▶ [Exercise task] Copy every record below, exactly as written.

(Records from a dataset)
────

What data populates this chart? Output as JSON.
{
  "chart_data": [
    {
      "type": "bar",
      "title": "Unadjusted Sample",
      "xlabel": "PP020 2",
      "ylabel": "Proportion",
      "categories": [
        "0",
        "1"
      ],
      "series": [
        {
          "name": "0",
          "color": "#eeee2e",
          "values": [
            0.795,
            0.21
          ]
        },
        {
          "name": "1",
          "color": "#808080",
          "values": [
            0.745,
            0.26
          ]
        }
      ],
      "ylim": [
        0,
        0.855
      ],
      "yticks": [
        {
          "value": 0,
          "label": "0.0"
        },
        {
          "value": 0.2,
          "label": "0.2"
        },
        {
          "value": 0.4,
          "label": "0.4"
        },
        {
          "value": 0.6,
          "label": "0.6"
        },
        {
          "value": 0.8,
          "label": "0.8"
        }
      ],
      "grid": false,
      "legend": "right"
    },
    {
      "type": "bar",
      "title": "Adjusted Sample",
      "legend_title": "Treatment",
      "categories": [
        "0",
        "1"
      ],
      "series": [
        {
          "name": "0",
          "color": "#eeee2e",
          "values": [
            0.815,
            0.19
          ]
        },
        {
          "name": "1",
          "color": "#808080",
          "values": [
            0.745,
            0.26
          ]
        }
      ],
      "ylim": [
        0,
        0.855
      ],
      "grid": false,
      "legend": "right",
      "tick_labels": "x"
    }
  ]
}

────

▶ [Response to the exercise]
What data populates this chart? Output as JSON.
{
  "chart_data": [
    {
      "type": "bar",
      "title": "Unadjusted Sample",
      "xlabel": "PP020 2",
      "ylabel": "Proportion",
      "categories": [
        "0",
        "1"
      ],
      "series": [
        {
          "name": "0",
          "color": "#eeee2e",
          "values": [
            0.795,
            0.21
          ]
        },
        {
          "name": "1",
          "color": "#808080",
          "values": [
            0.745,
            0.26
          ]
        }
      ],
      "ylim": [
        0,
        0.855
      ],
      "yticks": [
        {
          "value": 0,
          "label": "0.0"
        },
        {
          "value": 0.2,
          "label": "0.2"
        },
        {
          "value": 0.4,
          "label": "0.4"
        },
        {
          "value": 0.6,
          "label": "0.6"
        },
        {
          "value": 0.8,
          "label": "0.8"
        }
      ],
      "grid": false,
      "legend": "right"
    },
    {
      "type": "bar",
      "title": "Adjusted Sample",
      "legend_title": "Treatment",
      "categories": [
        "0",
        "1"
      ],
      "series": [
        {
          "name": "0",
          "color": "#eeee2e",
          "values": [
            0.815,
            0.19
          ]
        },
        {
          "name": "1",
          "color": "#808080",
          "values": [
            0.745,
            0.26
          ]
        }
      ],
      "ylim": [
        0,
        0.855
      ],
      "grid": false,
      "legend": "right",
      "tick_labels": "x"
    }
  ]
}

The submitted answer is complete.